Identify the lines bearing the string "software" and gather them.

* Start *

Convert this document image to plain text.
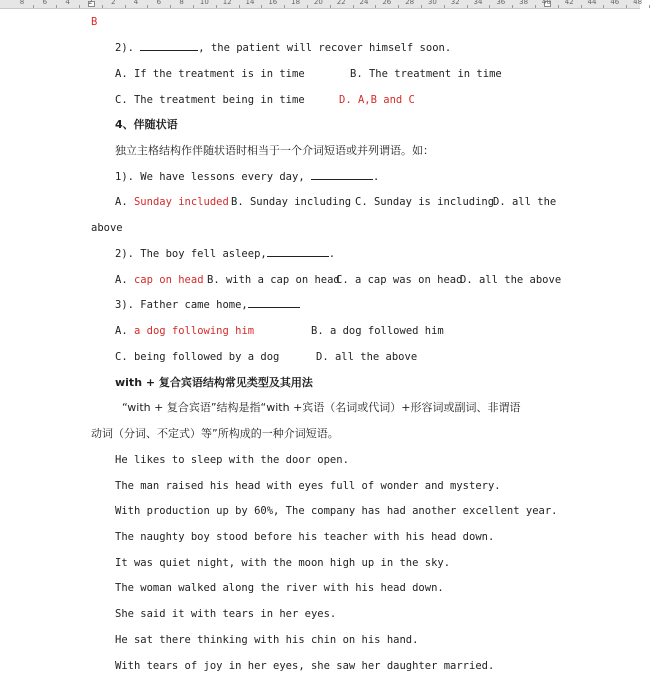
8	6	4	2	2	4	6	8 10 12 14 16 18 20 22 24 26 28 30 32 34 36 38 40 42 44 46 48
B
2).	, the patient will recover himself soon.
A. If the treatment is in time	B. The treatment in time
C. The treatment being in time	D. A,B and C
4、伴随状语
独立主格结构作伴随状语时相当于一个介词短语或并列谓语。如：
1). We have lessons every day,	.
A. Sunday included B. Sunday including C. Sunday is including
D. all the
above
2). The boy fell asleep,	.
A. cap on head B. with a cap on head
C. a cap was on head
D. all the above
3). Father came home,
A. a dog following him	B. a dog followed him
C. being followed by a dog	D. all the above
with + 复合宾语结构常见类型及其用法
“with + 复合宾语”结构是指“with +宾语（名词或代词）+形容词或副词、非谓语
动词（分词、不定式）等”所构成的一种介词短语。
He likes to sleep with the door open.
The man raised his head with eyes full of wonder and mystery.
With production up by 60%, The company has had another excellent year.
The naughty boy stood before his teacher with his head down.
It was quiet night, with the moon high up in the sky.
The woman walked along the river with his head down.
She said it with tears in her eyes.
He sat there thinking with his chin on his hand.
With tears of joy in her eyes, she saw her daughter married.
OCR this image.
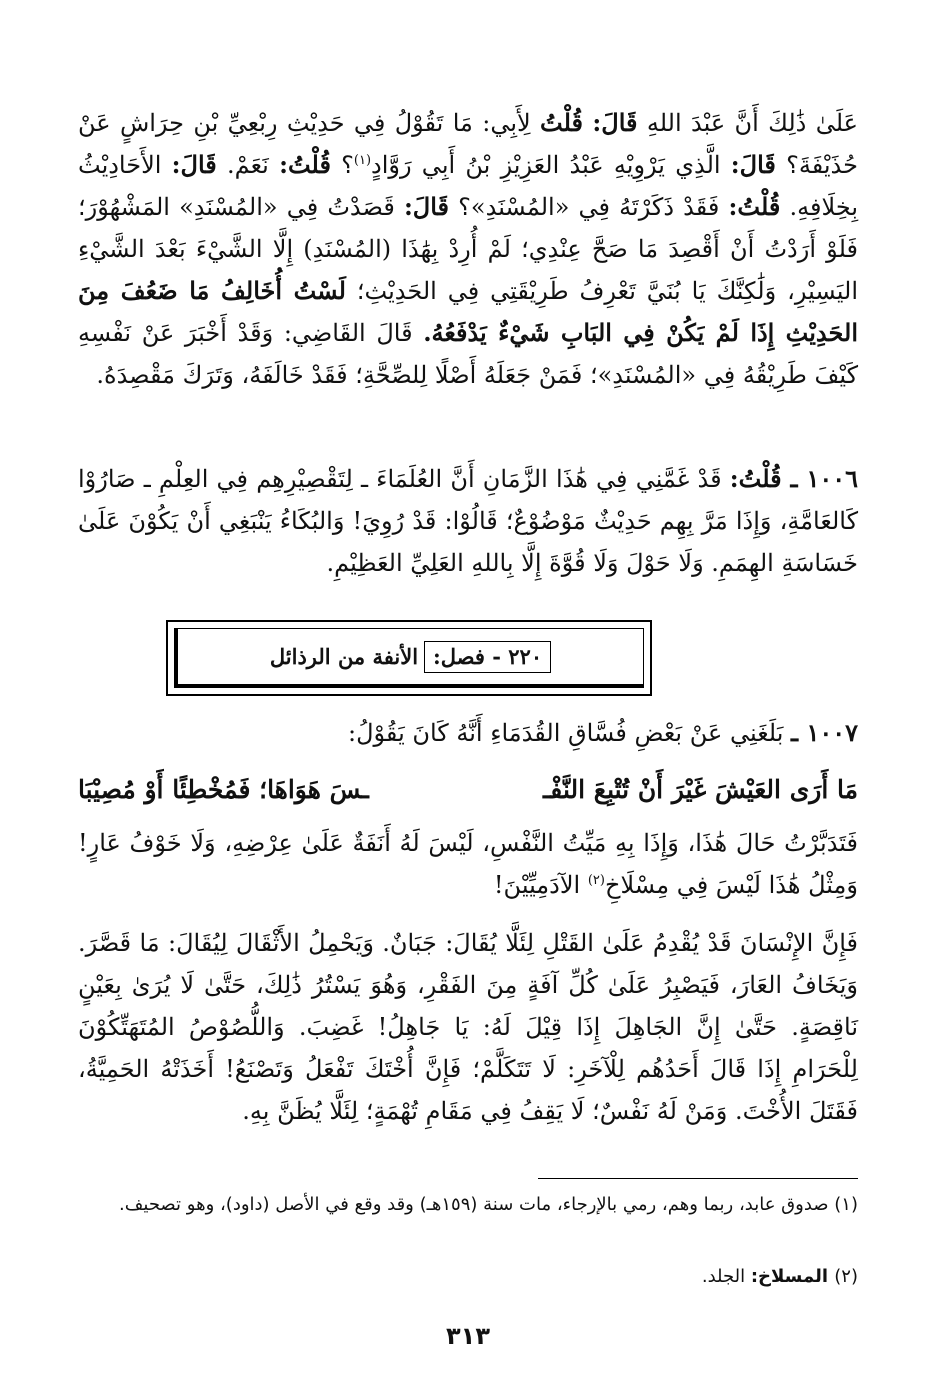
عَلَىٰ ذَٰلِكَ أَنَّ عَبْدَ اللهِ قَالَ: قُلْتُ لِأَبِي: مَا تَقُوْلُ فِي حَدِيْثِ رِبْعِيِّ بْنِ حِرَاشٍ عَنْ حُذَيْفَةَ؟ قَالَ: الَّذِي يَرْوِيْهِ عَبْدُ العَزِيْزِ بْنُ أَبِي رَوَّادٍ$^{(١)}$؟ قُلْتُ: نَعَمْ. قَالَ: الأَحَادِيْثُ بِخِلَافِهِ. قُلْتُ: فَقَدْ ذَكَرْتَهُ فِي «المُسْنَدِ»؟ قَالَ: قَصَدْتُ فِي «المُسْنَدِ» المَشْهُوْرَ؛ فَلَوْ أَرَدْتُ أَنْ أَقْصِدَ مَا صَحَّ عِنْدِي؛ لَمْ أُرِدْ بِهَٰذَا (المُسْنَدِ) إِلَّا الشَّيْءَ بَعْدَ الشَّيْءِ اليَسِيْرِ، وَلَٰكِنَّكَ يَا بُنَيَّ تَعْرِفُ طَرِيْقَتِي فِي الحَدِيْثِ؛ لَسْتُ أُخَالِفُ مَا ضَعُفَ مِنَ الحَدِيْثِ إِذَا لَمْ يَكُنْ فِي البَابِ شَيْءٌ يَدْفَعُهُ. قَالَ القَاضِي: وَقَدْ أَخْبَرَ عَنْ نَفْسِهِ كَيْفَ طَرِيْقُهُ فِي «المُسْنَدِ»؛ فَمَنْ جَعَلَهُ أَصْلًا لِلصِّحَّةِ؛ فَقَدْ خَالَفَهُ، وَتَرَكَ مَقْصِدَهُ.

١٠٠٦ ـ قُلْتُ: قَدْ غَمَّنِي فِي هَٰذَا الزَّمَانِ أَنَّ العُلَمَاءَ ـ لِتَقْصِيْرِهِم فِي العِلْمِ ـ صَارُوْا كَالعَامَّةِ، وَإِذَا مَرَّ بِهِم حَدِيْثٌ مَوْضُوْعٌ؛ قَالُوْا: قَدْ رُوِيَ! وَالبُكَاءُ يَنْبَغِي أَنْ يَكُوْنَ عَلَىٰ خَسَاسَةِ الهِمَمِ. وَلَا حَوْلَ وَلَا قُوَّةَ إِلَّا بِاللهِ العَلِيِّ العَظِيْمِ.

٢٢٠ - فصل:
الأنفة من الرذائل

١٠٠٧ ـ بَلَغَنِي عَنْ بَعْضِ فُسَّاقِ القُدَمَاءِ أَنَّهُ كَانَ يَقُوْلُ:

مَا أَرَى العَيْشَ غَيْرَ أَنْ تُتْبِعَ النَّفْـ
ـسَ هَوَاهَا؛ فَمُخْطِئًا أَوْ مُصِيْبَا

فَتَدَبَّرْتُ حَالَ هَٰذَا، وَإِذَا بِهِ مَيِّتُ النَّفْسِ، لَيْسَ لَهُ أَنَفَةٌ عَلَىٰ عِرْضِهِ، وَلَا خَوْفُ عَارٍ! وَمِثْلُ هَٰذَا لَيْسَ فِي مِسْلَاخِ$^{(٢)}$ الآدَمِيِّيْنَ!

فَإِنَّ الإِنْسَانَ قَدْ يُقْدِمُ عَلَىٰ القَتْلِ لِئَلَّا يُقَالَ: جَبَانٌ. وَيَحْمِلُ الأَثْقَالَ لِيُقَالَ: مَا قَصَّرَ. وَيَخَافُ العَارَ، فَيَصْبِرُ عَلَىٰ كُلِّ آفَةٍ مِنَ الفَقْرِ، وَهُوَ يَسْتُرُ ذَٰلِكَ، حَتَّىٰ لَا يُرَىٰ بِعَيْنٍ نَاقِصَةٍ. حَتَّىٰ إِنَّ الجَاهِلَ إِذَا قِيْلَ لَهُ: يَا جَاهِلُ! غَضِبَ. وَاللُّصُوْصُ المُتَهَتِّكُوْنَ لِلْحَرَامِ إِذَا قَالَ أَحَدُهُم لِلْآخَرِ: لَا تَتَكَلَّمْ؛ فَإِنَّ أُخْتَكَ تَفْعَلُ وَتَصْنَعُ! أَخَذَتْهُ الحَمِيَّةُ، فَقَتَلَ الأُخْتَ. وَمَنْ لَهُ نَفْسٌ؛ لَا يَقِفُ فِي مَقَامِ تُهْمَةٍ؛ لِئَلَّا يُظَنَّ بِهِ.

(١) صدوق عابد، ربما وهم، رمي بالإرجاء، مات سنة (١٥٩هـ) وقد وقع في الأصل (داود)، وهو تصحيف.
(٢) المسلاخ: الجلد.
٣١٣
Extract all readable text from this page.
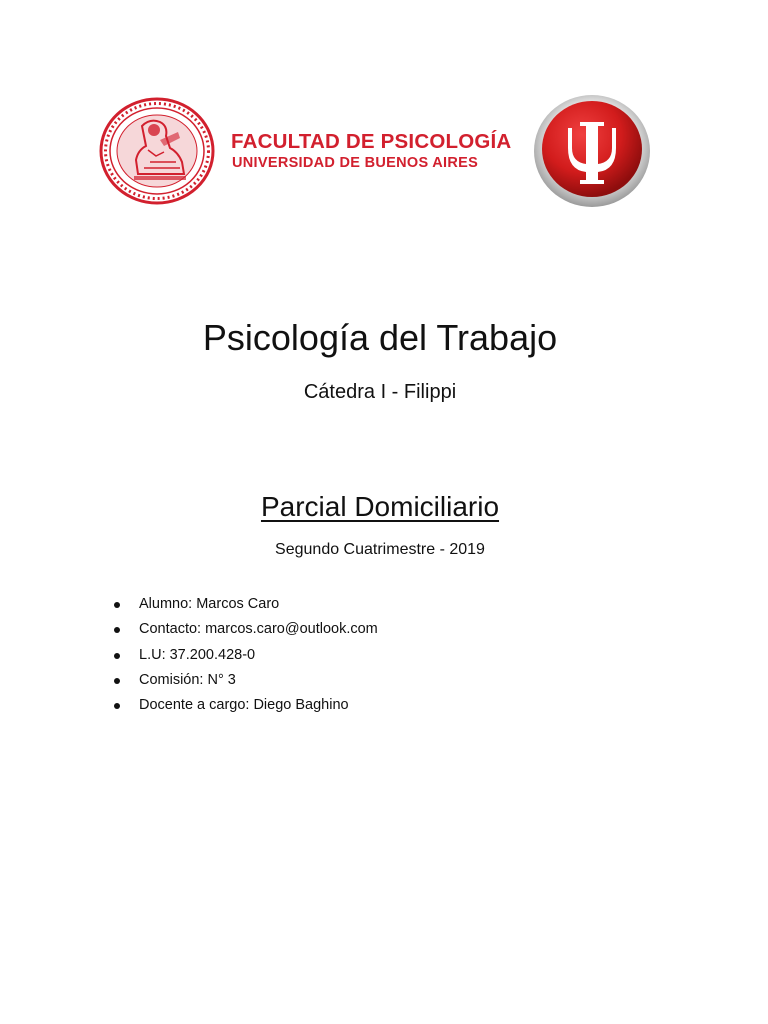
FACULTAD DE PSICOLOGÍA
UNIVERSIDAD DE BUENOS AIRES
Psicología del Trabajo
Cátedra I - Filippi
Parcial Domiciliario
Segundo Cuatrimestre - 2019
Alumno: Marcos Caro
Contacto: marcos.caro@outlook.com
L.U: 37.200.428-0
Comisión: N° 3
Docente a cargo: Diego Baghino
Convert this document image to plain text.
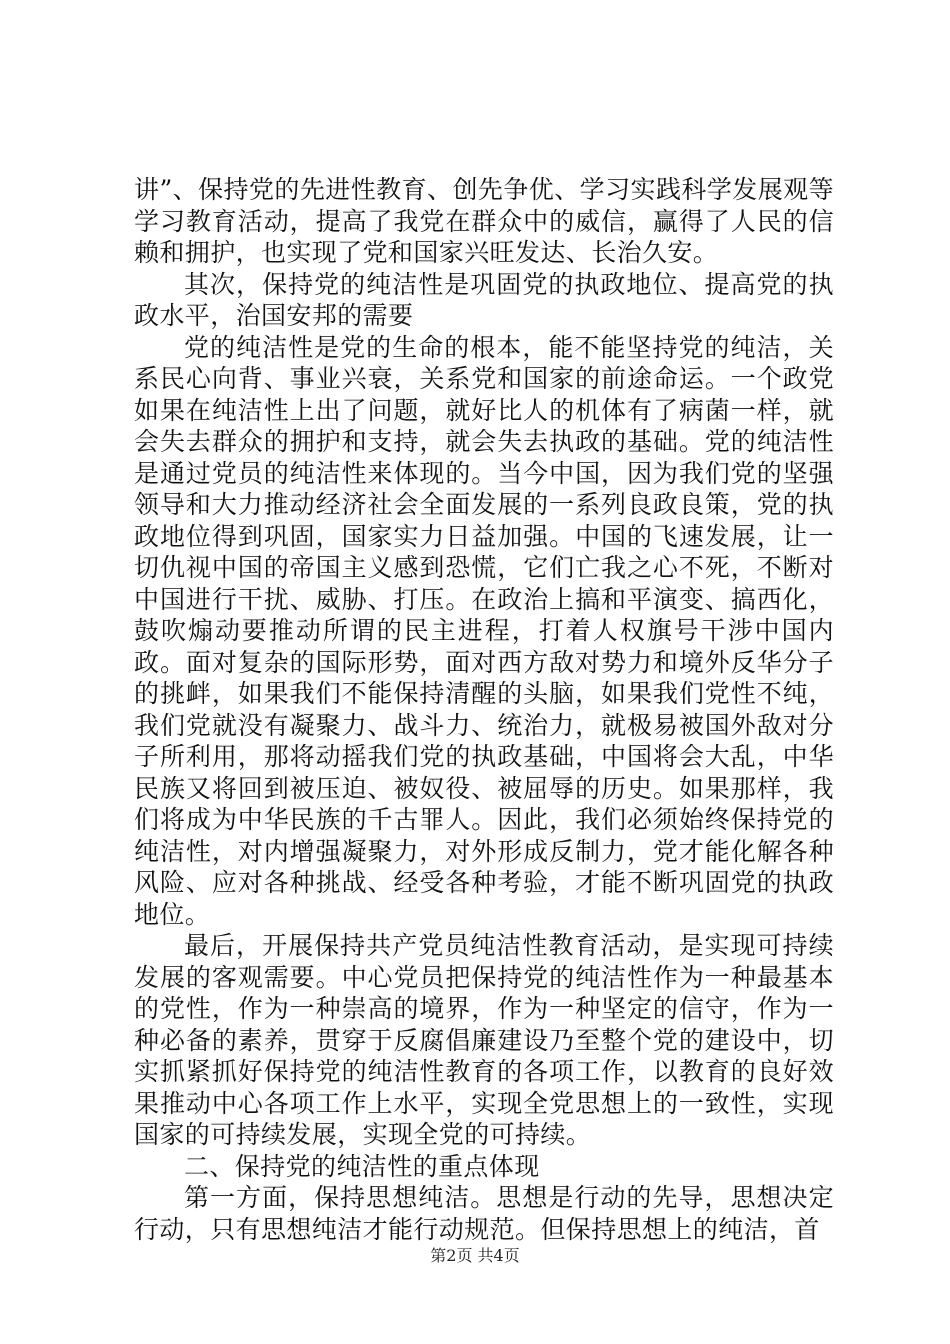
讲”、保持党的先进性教育、创先争优、学习实践科学发展观等学习教育活动，提高了我党在群众中的威信，赢得了人民的信赖和拥护，也实现了党和国家兴旺发达、长治久安。

其次，保持党的纯洁性是巩固党的执政地位、提高党的执政水平，治国安邦的需要

党的纯洁性是党的生命的根本，能不能坚持党的纯洁，关系民心向背、事业兴衰，关系党和国家的前途命运。一个政党如果在纯洁性上出了问题，就好比人的机体有了病菌一样，就会失去群众的拥护和支持，就会失去执政的基础。党的纯洁性是通过党员的纯洁性来体现的。当今中国，因为我们党的坚强领导和大力推动经济社会全面发展的一系列良政良策，党的执政地位得到巩固，国家实力日益加强。中国的飞速发展，让一切仇视中国的帝国主义感到恐慌，它们亡我之心不死，不断对中国进行干扰、威胁、打压。在政治上搞和平演变、搞西化，鼓吹煽动要推动所谓的民主进程，打着人权旗号干涉中国内政。面对复杂的国际形势，面对西方敌对势力和境外反华分子的挑衅，如果我们不能保持清醒的头脑，如果我们党性不纯，我们党就没有凝聚力、战斗力、统治力，就极易被国外敌对分子所利用，那将动摇我们党的执政基础，中国将会大乱，中华民族又将回到被压迫、被奴役、被屈辱的历史。如果那样，我们将成为中华民族的千古罪人。因此，我们必须始终保持党的纯洁性，对内增强凝聚力，对外形成反制力，党才能化解各种风险、应对各种挑战、经受各种考验，才能不断巩固党的执政地位。

最后，开展保持共产党员纯洁性教育活动，是实现可持续发展的客观需要。中心党员把保持党的纯洁性作为一种最基本的党性，作为一种崇高的境界，作为一种坚定的信守，作为一种必备的素养，贯穿于反腐倡廉建设乃至整个党的建设中，切实抓紧抓好保持党的纯洁性教育的各项工作，以教育的良好效果推动中心各项工作上水平，实现全党思想上的一致性，实现国家的可持续发展，实现全党的可持续。

二、保持党的纯洁性的重点体现

第一方面，保持思想纯洁。思想是行动的先导，思想决定行动，只有思想纯洁才能行动规范。但保持思想上的纯洁，首

第2页 共4页
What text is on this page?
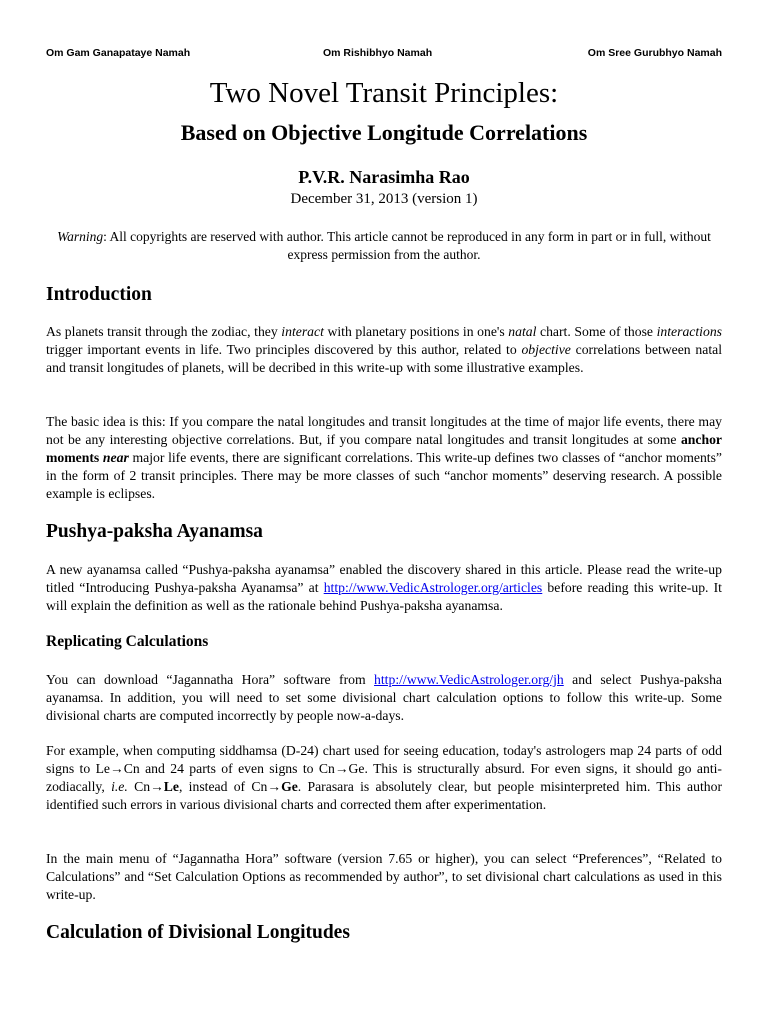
Om Gam Ganapataye Namah	Om Rishibhyo Namah	Om Sree Gurubhyo Namah
Two Novel Transit Principles:
Based on Objective Longitude Correlations
P.V.R. Narasimha Rao
December 31, 2013 (version 1)
Warning: All copyrights are reserved with author. This article cannot be reproduced in any form in part or in full, without express permission from the author.
Introduction

As planets transit through the zodiac, they interact with planetary positions in one's natal chart. Some of those interactions trigger important events in life. Two principles discovered by this author, related to objective correlations between natal and transit longitudes of planets, will be decribed in this write-up with some illustrative examples.

The basic idea is this: If you compare the natal longitudes and transit longitudes at the time of major life events, there may not be any interesting objective correlations. But, if you compare natal longitudes and transit longitudes at some anchor moments near major life events, there are significant correlations. This write-up defines two classes of “anchor moments” in the form of 2 transit principles. There may be more classes of such “anchor moments” deserving research. A possible example is eclipses.

Pushya-paksha Ayanamsa

A new ayanamsa called “Pushya-paksha ayanamsa” enabled the discovery shared in this article. Please read the write-up titled “Introducing Pushya-paksha Ayanamsa” at http://www.VedicAstrologer.org/articles before reading this write-up. It will explain the definition as well as the rationale behind Pushya-paksha ayanamsa.

Replicating Calculations

You can download “Jagannatha Hora” software from http://www.VedicAstrologer.org/jh and select Pushya-paksha ayanamsa. In addition, you will need to set some divisional chart calculation options to follow this write-up. Some divisional charts are computed incorrectly by people now-a-days.

For example, when computing siddhamsa (D-24) chart used for seeing education, today's astrologers map 24 parts of odd signs to Le→Cn and 24 parts of even signs to Cn→Ge. This is structurally absurd. For even signs, it should go anti-zodiacally, i.e. Cn→Le, instead of Cn→Ge. Parasara is absolutely clear, but people misinterpreted him. This author identified such errors in various divisional charts and corrected them after experimentation.

In the main menu of “Jagannatha Hora” software (version 7.65 or higher), you can select “Preferences”, “Related to Calculations” and “Set Calculation Options as recommended by author”, to set divisional chart calculations as used in this write-up.

Calculation of Divisional Longitudes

* End *

_Worked answer_
You can download “Jagannatha Hora” software from http://www.VedicAstrologer.org/jh and select Pushya-paksha ayanamsa. In addition, you will need to set some divisional chart calculation options to follow this write-up. Some divisional charts are computed incorrectly by people now-a-days.
In the main menu of “Jagannatha Hora” software (version 7.65 or higher), you can select “Preferences”, “Related to Calculations” and “Set Calculation Options as recommended by author”, to set divisional chart calculations as used in this write-up.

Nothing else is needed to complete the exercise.